# [Stored items from a collection]

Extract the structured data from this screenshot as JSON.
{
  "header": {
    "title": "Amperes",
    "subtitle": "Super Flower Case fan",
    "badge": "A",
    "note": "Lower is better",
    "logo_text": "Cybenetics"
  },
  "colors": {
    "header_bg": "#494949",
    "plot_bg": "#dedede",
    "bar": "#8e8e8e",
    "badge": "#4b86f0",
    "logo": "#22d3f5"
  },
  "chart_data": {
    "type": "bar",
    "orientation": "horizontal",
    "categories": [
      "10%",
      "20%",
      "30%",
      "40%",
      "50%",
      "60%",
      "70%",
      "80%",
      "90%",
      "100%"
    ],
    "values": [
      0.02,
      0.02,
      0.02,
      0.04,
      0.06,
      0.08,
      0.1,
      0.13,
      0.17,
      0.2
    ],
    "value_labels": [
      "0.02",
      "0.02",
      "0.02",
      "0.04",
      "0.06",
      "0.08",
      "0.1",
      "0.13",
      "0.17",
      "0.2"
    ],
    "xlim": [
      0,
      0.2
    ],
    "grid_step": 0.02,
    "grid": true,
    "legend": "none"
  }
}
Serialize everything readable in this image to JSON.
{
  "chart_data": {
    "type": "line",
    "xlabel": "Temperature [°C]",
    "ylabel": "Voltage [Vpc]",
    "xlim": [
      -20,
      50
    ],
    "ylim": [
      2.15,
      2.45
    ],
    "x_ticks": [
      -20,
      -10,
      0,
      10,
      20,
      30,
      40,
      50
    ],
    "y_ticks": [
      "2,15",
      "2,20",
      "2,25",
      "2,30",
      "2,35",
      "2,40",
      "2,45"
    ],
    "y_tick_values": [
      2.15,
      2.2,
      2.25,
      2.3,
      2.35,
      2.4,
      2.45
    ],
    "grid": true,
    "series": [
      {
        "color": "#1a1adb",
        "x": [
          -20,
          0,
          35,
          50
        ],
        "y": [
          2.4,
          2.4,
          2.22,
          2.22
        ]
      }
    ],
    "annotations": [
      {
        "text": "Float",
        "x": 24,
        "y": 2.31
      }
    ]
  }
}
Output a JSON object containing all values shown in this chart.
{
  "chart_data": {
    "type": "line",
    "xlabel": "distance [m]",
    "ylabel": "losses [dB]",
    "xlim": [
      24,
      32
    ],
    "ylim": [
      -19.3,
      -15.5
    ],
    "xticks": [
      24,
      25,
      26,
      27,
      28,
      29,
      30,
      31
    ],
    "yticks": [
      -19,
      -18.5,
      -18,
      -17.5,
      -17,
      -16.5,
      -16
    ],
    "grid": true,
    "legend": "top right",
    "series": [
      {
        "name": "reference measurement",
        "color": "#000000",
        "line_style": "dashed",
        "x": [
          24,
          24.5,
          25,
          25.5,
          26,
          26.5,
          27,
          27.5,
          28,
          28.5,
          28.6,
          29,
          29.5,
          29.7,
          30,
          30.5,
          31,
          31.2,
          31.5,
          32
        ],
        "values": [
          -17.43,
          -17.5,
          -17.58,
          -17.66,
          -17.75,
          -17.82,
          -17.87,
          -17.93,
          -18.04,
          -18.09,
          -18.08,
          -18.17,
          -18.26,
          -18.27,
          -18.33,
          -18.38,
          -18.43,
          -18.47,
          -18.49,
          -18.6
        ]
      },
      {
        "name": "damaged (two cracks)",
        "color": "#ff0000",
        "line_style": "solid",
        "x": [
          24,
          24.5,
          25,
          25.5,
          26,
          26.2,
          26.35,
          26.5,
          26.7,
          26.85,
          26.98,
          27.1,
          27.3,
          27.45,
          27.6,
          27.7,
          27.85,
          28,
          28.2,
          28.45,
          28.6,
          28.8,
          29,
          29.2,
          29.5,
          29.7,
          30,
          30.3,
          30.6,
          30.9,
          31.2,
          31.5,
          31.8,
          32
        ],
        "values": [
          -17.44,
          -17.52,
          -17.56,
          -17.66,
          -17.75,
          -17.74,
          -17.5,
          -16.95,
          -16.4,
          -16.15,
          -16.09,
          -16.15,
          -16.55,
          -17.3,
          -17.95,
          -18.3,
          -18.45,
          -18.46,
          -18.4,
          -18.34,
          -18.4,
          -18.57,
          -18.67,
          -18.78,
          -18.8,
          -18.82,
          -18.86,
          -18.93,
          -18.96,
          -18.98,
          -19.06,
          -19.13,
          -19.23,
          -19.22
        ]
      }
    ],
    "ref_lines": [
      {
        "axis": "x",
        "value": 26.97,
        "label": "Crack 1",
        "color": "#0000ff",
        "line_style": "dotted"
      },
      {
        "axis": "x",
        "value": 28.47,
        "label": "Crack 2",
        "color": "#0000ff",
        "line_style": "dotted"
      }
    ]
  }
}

# [Aim]
All lines of the data above that include the word "xlabel" must be shown.

# [The answer]
    "xlabel": "Temperature [°C]",
    "xlabel": "distance [m]",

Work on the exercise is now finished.